## Directions for this task:
Print all the entries verbatim.

## Information supplied:
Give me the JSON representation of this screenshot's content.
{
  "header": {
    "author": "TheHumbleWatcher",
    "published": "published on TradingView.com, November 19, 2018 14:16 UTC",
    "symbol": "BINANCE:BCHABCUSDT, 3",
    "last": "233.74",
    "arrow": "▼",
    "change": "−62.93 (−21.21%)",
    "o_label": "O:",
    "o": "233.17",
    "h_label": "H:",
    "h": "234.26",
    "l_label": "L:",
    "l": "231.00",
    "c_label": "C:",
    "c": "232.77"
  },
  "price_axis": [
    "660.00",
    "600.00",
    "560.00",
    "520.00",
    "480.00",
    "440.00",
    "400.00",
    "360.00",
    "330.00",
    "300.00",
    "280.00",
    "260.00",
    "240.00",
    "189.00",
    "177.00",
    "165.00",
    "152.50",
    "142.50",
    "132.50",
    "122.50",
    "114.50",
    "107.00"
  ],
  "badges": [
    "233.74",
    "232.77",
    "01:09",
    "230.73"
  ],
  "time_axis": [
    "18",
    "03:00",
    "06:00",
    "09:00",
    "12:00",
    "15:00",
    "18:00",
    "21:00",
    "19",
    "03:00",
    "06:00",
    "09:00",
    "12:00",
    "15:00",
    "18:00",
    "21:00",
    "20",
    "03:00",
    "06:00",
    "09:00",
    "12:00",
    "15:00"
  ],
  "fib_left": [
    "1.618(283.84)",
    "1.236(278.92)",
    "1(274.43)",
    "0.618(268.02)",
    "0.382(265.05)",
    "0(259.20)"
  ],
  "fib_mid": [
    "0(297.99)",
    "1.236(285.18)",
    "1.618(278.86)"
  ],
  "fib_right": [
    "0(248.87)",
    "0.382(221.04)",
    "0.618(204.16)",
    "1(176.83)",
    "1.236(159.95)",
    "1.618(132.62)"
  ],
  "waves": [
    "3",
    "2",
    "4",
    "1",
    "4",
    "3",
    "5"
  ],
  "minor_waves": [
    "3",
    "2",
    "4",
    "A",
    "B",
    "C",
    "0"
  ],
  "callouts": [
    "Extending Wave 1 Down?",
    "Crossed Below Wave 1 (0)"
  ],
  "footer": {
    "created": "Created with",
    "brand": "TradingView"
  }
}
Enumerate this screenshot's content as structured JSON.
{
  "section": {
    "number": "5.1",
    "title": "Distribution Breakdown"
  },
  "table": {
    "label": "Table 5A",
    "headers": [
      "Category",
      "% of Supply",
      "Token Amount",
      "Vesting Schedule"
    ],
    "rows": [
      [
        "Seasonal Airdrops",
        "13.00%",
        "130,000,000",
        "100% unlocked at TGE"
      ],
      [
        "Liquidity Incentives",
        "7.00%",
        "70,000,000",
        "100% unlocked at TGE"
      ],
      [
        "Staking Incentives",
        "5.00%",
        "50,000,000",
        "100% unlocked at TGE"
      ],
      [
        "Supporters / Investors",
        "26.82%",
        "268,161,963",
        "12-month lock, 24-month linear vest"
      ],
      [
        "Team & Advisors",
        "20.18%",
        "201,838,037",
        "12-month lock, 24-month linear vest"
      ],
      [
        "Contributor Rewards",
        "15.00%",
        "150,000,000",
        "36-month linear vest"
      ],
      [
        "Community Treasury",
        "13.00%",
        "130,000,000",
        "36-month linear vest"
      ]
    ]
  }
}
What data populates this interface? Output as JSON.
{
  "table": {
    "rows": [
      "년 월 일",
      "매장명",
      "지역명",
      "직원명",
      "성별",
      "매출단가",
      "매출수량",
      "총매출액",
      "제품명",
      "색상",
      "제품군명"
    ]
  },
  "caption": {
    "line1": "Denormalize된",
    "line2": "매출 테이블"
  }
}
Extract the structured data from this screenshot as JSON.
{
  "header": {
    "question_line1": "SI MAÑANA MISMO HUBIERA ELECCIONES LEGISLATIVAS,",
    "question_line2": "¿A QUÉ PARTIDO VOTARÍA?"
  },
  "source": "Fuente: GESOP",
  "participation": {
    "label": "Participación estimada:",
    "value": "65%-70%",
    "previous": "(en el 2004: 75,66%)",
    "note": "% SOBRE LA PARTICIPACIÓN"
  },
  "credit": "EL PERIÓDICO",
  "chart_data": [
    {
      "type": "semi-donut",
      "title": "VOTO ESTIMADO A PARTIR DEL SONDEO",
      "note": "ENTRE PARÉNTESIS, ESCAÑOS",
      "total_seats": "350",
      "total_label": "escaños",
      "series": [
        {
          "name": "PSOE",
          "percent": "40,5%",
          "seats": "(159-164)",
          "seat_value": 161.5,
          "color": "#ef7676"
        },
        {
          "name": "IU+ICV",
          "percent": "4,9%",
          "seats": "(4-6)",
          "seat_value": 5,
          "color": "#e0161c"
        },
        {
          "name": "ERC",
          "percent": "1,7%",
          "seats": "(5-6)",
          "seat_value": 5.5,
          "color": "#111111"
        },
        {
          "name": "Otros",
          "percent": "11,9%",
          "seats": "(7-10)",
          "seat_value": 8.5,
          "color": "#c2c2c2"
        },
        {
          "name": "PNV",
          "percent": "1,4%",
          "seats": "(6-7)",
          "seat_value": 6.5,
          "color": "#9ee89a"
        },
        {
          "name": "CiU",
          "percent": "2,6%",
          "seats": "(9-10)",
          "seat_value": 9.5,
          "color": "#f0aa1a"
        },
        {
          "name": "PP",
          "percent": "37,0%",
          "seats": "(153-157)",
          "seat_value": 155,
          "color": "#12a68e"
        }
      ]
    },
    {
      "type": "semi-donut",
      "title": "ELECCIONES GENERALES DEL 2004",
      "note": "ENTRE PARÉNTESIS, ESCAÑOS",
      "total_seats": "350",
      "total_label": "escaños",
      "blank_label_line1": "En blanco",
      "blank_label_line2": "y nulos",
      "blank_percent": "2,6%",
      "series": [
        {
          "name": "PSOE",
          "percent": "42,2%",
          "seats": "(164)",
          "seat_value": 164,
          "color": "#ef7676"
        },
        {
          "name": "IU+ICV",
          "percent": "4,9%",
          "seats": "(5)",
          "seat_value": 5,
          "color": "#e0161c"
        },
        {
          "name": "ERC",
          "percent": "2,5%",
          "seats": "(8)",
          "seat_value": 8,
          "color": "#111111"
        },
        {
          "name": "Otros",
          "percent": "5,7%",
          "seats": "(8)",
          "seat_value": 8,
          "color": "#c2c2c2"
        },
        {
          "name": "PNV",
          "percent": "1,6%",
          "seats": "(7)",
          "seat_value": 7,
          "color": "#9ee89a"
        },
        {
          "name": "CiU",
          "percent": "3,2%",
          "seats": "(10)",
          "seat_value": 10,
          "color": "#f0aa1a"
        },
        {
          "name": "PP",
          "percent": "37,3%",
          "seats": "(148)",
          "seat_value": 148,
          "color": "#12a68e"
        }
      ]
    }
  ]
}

## Task answer:
Give me the JSON representation of this screenshot's content.
{
  "header": {
    "author": "TheHumbleWatcher",
    "published": "published on TradingView.com, November 19, 2018 14:16 UTC",
    "symbol": "BINANCE:BCHABCUSDT, 3",
    "last": "233.74",
    "arrow": "▼",
    "change": "−62.93 (−21.21%)",
    "o_label": "O:",
    "o": "233.17",
    "h_label": "H:",
    "h": "234.26",
    "l_label": "L:",
    "l": "231.00",
    "c_label": "C:",
    "c": "232.77"
  },
  "price_axis": [
    "660.00",
    "600.00",
    "560.00",
    "520.00",
    "480.00",
    "440.00",
    "400.00",
    "360.00",
    "330.00",
    "300.00",
    "280.00",
    "260.00",
    "240.00",
    "189.00",
    "177.00",
    "165.00",
    "152.50",
    "142.50",
    "132.50",
    "122.50",
    "114.50",
    "107.00"
  ],
  "badges": [
    "233.74",
    "232.77",
    "01:09",
    "230.73"
  ],
  "time_axis": [
    "18",
    "03:00",
    "06:00",
    "09:00",
    "12:00",
    "15:00",
    "18:00",
    "21:00",
    "19",
    "03:00",
    "06:00",
    "09:00",
    "12:00",
    "15:00",
    "18:00",
    "21:00",
    "20",
    "03:00",
    "06:00",
    "09:00",
    "12:00",
    "15:00"
  ],
  "fib_left": [
    "1.618(283.84)",
    "1.236(278.92)",
    "1(274.43)",
    "0.618(268.02)",
    "0.382(265.05)",
    "0(259.20)"
  ],
  "fib_mid": [
    "0(297.99)",
    "1.236(285.18)",
    "1.618(278.86)"
  ],
  "fib_right": [
    "0(248.87)",
    "0.382(221.04)",
    "0.618(204.16)",
    "1(176.83)",
    "1.236(159.95)",
    "1.618(132.62)"
  ],
  "waves": [
    "3",
    "2",
    "4",
    "1",
    "4",
    "3",
    "5"
  ],
  "minor_waves": [
    "3",
    "2",
    "4",
    "A",
    "B",
    "C",
    "0"
  ],
  "callouts": [
    "Extending Wave 1 Down?",
    "Crossed Below Wave 1 (0)"
  ],
  "footer": {
    "created": "Created with",
    "brand": "TradingView"
  }
}
Enumerate this screenshot's content as structured JSON.
{
  "section": {
    "number": "5.1",
    "title": "Distribution Breakdown"
  },
  "table": {
    "label": "Table 5A",
    "headers": [
      "Category",
      "% of Supply",
      "Token Amount",
      "Vesting Schedule"
    ],
    "rows": [
      [
        "Seasonal Airdrops",
        "13.00%",
        "130,000,000",
        "100% unlocked at TGE"
      ],
      [
        "Liquidity Incentives",
        "7.00%",
        "70,000,000",
        "100% unlocked at TGE"
      ],
      [
        "Staking Incentives",
        "5.00%",
        "50,000,000",
        "100% unlocked at TGE"
      ],
      [
        "Supporters / Investors",
        "26.82%",
        "268,161,963",
        "12-month lock, 24-month linear vest"
      ],
      [
        "Team & Advisors",
        "20.18%",
        "201,838,037",
        "12-month lock, 24-month linear vest"
      ],
      [
        "Contributor Rewards",
        "15.00%",
        "150,000,000",
        "36-month linear vest"
      ],
      [
        "Community Treasury",
        "13.00%",
        "130,000,000",
        "36-month linear vest"
      ]
    ]
  }
}
What data populates this interface? Output as JSON.
{
  "table": {
    "rows": [
      "년 월 일",
      "매장명",
      "지역명",
      "직원명",
      "성별",
      "매출단가",
      "매출수량",
      "총매출액",
      "제품명",
      "색상",
      "제품군명"
    ]
  },
  "caption": {
    "line1": "Denormalize된",
    "line2": "매출 테이블"
  }
}
Extract the structured data from this screenshot as JSON.
{
  "header": {
    "question_line1": "SI MAÑANA MISMO HUBIERA ELECCIONES LEGISLATIVAS,",
    "question_line2": "¿A QUÉ PARTIDO VOTARÍA?"
  },
  "source": "Fuente: GESOP",
  "participation": {
    "label": "Participación estimada:",
    "value": "65%-70%",
    "previous": "(en el 2004: 75,66%)",
    "note": "% SOBRE LA PARTICIPACIÓN"
  },
  "credit": "EL PERIÓDICO",
  "chart_data": [
    {
      "type": "semi-donut",
      "title": "VOTO ESTIMADO A PARTIR DEL SONDEO",
      "note": "ENTRE PARÉNTESIS, ESCAÑOS",
      "total_seats": "350",
      "total_label": "escaños",
      "series": [
        {
          "name": "PSOE",
          "percent": "40,5%",
          "seats": "(159-164)",
          "seat_value": 161.5,
          "color": "#ef7676"
        },
        {
          "name": "IU+ICV",
          "percent": "4,9%",
          "seats": "(4-6)",
          "seat_value": 5,
          "color": "#e0161c"
        },
        {
          "name": "ERC",
          "percent": "1,7%",
          "seats": "(5-6)",
          "seat_value": 5.5,
          "color": "#111111"
        },
        {
          "name": "Otros",
          "percent": "11,9%",
          "seats": "(7-10)",
          "seat_value": 8.5,
          "color": "#c2c2c2"
        },
        {
          "name": "PNV",
          "percent": "1,4%",
          "seats": "(6-7)",
          "seat_value": 6.5,
          "color": "#9ee89a"
        },
        {
          "name": "CiU",
          "percent": "2,6%",
          "seats": "(9-10)",
          "seat_value": 9.5,
          "color": "#f0aa1a"
        },
        {
          "name": "PP",
          "percent": "37,0%",
          "seats": "(153-157)",
          "seat_value": 155,
          "color": "#12a68e"
        }
      ]
    },
    {
      "type": "semi-donut",
      "title": "ELECCIONES GENERALES DEL 2004",
      "note": "ENTRE PARÉNTESIS, ESCAÑOS",
      "total_seats": "350",
      "total_label": "escaños",
      "blank_label_line1": "En blanco",
      "blank_label_line2": "y nulos",
      "blank_percent": "2,6%",
      "series": [
        {
          "name": "PSOE",
          "percent": "42,2%",
          "seats": "(164)",
          "seat_value": 164,
          "color": "#ef7676"
        },
        {
          "name": "IU+ICV",
          "percent": "4,9%",
          "seats": "(5)",
          "seat_value": 5,
          "color": "#e0161c"
        },
        {
          "name": "ERC",
          "percent": "2,5%",
          "seats": "(8)",
          "seat_value": 8,
          "color": "#111111"
        },
        {
          "name": "Otros",
          "percent": "5,7%",
          "seats": "(8)",
          "seat_value": 8,
          "color": "#c2c2c2"
        },
        {
          "name": "PNV",
          "percent": "1,6%",
          "seats": "(7)",
          "seat_value": 7,
          "color": "#9ee89a"
        },
        {
          "name": "CiU",
          "percent": "3,2%",
          "seats": "(10)",
          "seat_value": 10,
          "color": "#f0aa1a"
        },
        {
          "name": "PP",
          "percent": "37,3%",
          "seats": "(148)",
          "seat_value": 148,
          "color": "#12a68e"
        }
      ]
    }
  ]
}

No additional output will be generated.